• **SOURCE DATA**
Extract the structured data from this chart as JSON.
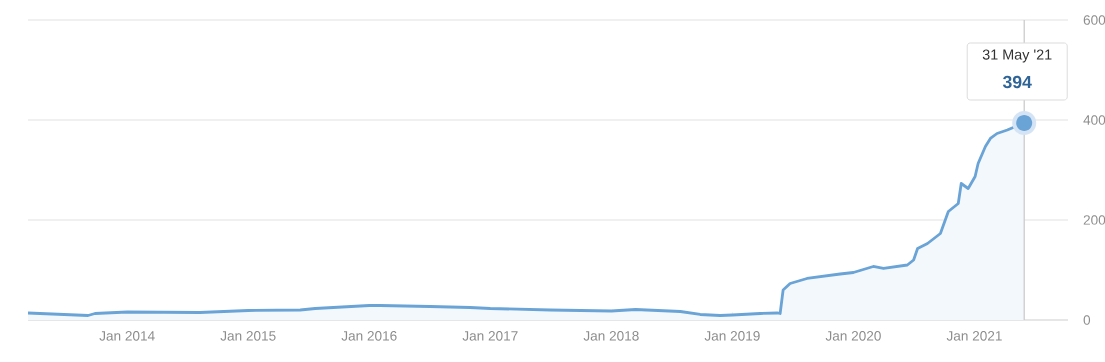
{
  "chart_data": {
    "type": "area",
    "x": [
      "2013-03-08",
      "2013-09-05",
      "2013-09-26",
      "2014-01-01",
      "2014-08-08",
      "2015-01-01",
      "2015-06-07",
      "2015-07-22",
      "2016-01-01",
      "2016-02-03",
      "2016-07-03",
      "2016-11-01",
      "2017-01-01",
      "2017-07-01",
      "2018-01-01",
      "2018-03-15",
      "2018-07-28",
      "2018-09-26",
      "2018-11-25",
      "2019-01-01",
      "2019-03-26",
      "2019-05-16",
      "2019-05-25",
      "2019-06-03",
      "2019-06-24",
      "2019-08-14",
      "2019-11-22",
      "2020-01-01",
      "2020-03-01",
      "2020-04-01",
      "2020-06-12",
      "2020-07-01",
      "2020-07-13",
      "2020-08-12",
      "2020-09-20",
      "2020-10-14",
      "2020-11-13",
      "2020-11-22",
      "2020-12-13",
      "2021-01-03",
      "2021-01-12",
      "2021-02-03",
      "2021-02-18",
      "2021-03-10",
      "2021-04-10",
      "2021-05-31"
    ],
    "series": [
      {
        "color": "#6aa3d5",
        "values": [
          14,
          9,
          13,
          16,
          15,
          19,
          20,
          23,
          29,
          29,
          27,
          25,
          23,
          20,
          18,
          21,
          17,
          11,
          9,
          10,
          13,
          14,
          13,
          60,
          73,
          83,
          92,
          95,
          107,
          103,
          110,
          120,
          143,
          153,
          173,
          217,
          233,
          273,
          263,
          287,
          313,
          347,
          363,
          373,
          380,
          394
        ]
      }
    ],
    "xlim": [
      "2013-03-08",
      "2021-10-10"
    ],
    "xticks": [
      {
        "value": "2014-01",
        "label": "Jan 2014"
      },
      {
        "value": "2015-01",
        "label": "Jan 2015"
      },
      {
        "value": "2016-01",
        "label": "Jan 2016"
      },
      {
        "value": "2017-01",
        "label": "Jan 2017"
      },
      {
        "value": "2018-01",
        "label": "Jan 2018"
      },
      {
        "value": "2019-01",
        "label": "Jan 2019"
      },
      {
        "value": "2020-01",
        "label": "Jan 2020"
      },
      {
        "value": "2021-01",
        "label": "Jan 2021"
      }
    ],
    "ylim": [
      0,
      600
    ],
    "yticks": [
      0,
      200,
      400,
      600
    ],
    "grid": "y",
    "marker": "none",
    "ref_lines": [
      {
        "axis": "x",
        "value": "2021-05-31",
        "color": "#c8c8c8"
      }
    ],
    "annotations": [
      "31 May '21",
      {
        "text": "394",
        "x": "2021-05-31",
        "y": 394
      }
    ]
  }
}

---

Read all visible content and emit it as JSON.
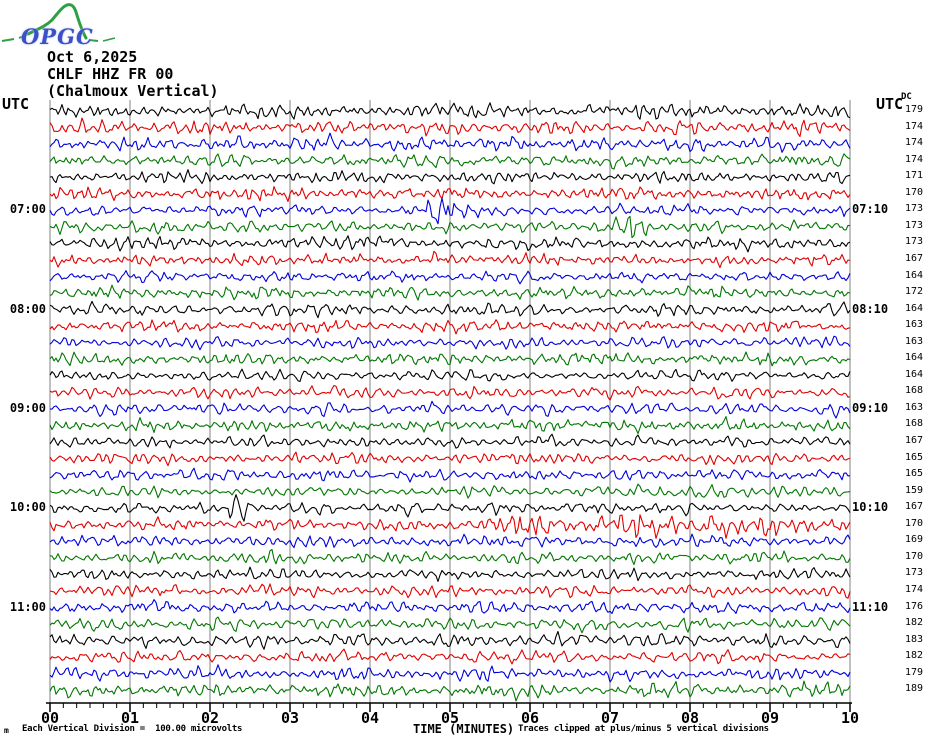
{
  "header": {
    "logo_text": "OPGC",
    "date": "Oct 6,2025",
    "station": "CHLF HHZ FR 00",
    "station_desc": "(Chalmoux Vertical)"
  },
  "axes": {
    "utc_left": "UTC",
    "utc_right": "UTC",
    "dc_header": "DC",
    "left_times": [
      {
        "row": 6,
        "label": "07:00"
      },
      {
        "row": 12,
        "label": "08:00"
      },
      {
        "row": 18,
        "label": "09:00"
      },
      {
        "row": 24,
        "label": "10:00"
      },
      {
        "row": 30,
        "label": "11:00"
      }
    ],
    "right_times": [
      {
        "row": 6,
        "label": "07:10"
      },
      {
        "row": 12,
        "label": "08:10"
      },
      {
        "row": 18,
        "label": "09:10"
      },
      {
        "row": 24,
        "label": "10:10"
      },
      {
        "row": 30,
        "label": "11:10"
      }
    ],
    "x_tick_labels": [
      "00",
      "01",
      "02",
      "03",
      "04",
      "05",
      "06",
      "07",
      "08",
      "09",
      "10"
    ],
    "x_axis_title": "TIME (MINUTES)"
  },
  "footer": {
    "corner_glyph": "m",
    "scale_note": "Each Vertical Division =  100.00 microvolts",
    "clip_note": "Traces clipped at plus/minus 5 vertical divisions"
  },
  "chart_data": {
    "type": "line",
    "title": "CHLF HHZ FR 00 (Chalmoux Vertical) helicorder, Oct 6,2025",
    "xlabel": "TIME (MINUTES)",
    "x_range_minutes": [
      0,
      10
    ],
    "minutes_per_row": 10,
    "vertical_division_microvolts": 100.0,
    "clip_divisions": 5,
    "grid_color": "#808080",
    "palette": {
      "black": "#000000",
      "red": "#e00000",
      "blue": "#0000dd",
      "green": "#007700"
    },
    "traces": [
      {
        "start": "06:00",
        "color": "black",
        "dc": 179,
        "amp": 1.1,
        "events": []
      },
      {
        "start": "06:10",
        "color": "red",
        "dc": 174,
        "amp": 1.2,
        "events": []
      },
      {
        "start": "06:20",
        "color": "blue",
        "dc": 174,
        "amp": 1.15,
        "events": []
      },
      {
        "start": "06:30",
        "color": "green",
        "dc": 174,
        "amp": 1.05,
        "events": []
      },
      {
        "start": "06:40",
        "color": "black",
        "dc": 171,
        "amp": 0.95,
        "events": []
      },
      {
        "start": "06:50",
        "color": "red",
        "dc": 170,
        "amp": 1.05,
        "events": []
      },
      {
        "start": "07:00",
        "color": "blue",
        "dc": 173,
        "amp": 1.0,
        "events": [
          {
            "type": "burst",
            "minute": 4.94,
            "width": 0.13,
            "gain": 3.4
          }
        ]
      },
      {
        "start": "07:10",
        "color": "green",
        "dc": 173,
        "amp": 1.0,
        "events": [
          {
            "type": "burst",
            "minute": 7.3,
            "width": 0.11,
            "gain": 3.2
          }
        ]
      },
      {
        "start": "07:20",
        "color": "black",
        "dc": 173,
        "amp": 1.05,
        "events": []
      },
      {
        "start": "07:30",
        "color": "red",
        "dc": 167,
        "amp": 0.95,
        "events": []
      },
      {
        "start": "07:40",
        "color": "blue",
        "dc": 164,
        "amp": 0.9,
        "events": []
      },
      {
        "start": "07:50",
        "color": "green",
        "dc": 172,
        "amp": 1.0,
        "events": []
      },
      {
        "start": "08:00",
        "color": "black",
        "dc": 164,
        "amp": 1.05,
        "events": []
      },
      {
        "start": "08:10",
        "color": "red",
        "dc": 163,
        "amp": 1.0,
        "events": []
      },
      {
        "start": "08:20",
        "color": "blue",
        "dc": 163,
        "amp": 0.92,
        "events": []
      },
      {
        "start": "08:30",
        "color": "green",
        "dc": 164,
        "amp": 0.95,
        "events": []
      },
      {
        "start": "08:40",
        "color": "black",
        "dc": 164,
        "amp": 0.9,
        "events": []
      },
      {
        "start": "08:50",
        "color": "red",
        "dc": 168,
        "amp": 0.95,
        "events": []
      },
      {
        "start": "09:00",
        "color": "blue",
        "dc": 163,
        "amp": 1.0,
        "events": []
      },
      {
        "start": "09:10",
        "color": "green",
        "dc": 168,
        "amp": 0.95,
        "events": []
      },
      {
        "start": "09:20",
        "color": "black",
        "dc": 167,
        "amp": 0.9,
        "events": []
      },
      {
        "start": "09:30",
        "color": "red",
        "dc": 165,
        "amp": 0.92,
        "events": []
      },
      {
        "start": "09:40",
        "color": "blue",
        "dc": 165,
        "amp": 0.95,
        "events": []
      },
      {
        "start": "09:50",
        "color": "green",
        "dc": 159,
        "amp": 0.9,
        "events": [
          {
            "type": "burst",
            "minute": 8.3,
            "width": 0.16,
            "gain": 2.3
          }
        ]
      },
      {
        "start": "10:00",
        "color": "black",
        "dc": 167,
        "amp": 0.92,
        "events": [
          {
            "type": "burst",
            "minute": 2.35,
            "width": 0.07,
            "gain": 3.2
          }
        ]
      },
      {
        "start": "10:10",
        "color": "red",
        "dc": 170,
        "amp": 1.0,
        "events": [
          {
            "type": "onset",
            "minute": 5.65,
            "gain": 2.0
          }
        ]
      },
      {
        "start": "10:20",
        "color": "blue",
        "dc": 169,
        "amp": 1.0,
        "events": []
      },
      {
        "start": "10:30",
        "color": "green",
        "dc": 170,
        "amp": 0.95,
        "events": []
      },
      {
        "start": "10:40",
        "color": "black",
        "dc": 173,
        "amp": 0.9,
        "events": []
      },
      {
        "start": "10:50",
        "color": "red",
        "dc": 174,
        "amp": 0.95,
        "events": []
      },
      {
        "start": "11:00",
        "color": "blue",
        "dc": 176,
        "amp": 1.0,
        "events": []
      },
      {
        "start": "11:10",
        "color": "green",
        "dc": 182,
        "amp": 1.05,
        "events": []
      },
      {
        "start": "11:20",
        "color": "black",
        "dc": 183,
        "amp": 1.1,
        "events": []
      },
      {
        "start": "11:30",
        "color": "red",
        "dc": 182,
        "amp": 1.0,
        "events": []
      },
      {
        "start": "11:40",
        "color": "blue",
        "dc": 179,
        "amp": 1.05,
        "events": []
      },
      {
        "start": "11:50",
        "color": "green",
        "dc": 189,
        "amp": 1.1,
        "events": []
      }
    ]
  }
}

• **WHAT THIS TASK INVOLVES**
In the records above, locate each line with the word "Chalmoux". Copy all such lines.

• **EXERCISE RESULT**
    "station_desc": "(Chalmoux Vertical)"
    "title": "CHLF HHZ FR 00 (Chalmoux Vertical) helicorder, Oct 6,2025",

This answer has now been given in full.